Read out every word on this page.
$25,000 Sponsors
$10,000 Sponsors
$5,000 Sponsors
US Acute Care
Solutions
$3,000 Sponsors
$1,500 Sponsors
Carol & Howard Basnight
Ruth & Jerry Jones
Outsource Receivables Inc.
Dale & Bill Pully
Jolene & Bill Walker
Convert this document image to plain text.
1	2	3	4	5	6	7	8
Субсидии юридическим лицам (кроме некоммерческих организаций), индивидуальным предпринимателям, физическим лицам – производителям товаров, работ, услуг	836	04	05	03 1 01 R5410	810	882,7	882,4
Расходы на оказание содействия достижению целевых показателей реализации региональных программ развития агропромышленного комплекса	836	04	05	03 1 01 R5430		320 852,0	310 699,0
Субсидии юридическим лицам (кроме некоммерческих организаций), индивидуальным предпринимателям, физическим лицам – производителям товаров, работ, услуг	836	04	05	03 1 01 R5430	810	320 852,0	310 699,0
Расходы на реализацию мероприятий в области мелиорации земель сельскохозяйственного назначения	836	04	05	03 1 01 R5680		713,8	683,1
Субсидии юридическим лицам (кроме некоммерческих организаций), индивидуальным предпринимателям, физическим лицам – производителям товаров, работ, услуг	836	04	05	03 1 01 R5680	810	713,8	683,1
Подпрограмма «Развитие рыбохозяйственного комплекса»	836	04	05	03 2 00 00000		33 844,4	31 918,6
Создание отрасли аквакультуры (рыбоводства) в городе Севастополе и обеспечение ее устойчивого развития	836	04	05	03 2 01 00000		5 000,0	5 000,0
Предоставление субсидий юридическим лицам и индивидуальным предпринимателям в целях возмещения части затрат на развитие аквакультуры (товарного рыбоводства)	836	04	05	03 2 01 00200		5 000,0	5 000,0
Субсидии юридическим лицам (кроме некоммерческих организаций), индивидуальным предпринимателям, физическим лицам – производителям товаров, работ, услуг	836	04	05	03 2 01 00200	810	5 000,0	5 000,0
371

WHAT THE EXERCISE ASKS
Find the word "юридическим" in the entries above and gather every line that holds it.

RESULT FOR THIS EXERCISE
Субсидии юридическим лицам (кроме некоммерческих организаций), индивидуальным предпринимателям, физическим лицам – производителям товаров, работ, услуг	836	04	05	03 1 01 R5410	810	882,7	882,4
Субсидии юридическим лицам (кроме некоммерческих организаций), индивидуальным предпринимателям, физическим лицам – производителям товаров, работ, услуг	836	04	05	03 1 01 R5430	810	320 852,0	310 699,0
Субсидии юридическим лицам (кроме некоммерческих организаций), индивидуальным предпринимателям, физическим лицам – производителям товаров, работ, услуг	836	04	05	03 1 01 R5680	810	713,8	683,1
Предоставление субсидий юридическим лицам и индивидуальным предпринимателям в целях возмещения части затрат на развитие аквакультуры (товарного рыбоводства)	836	04	05	03 2 01 00200		5 000,0	5 000,0
Субсидии юридическим лицам (кроме некоммерческих организаций), индивидуальным предпринимателям, физическим лицам – производителям товаров, работ, услуг	836	04	05	03 2 01 00200	810	5 000,0	5 000,0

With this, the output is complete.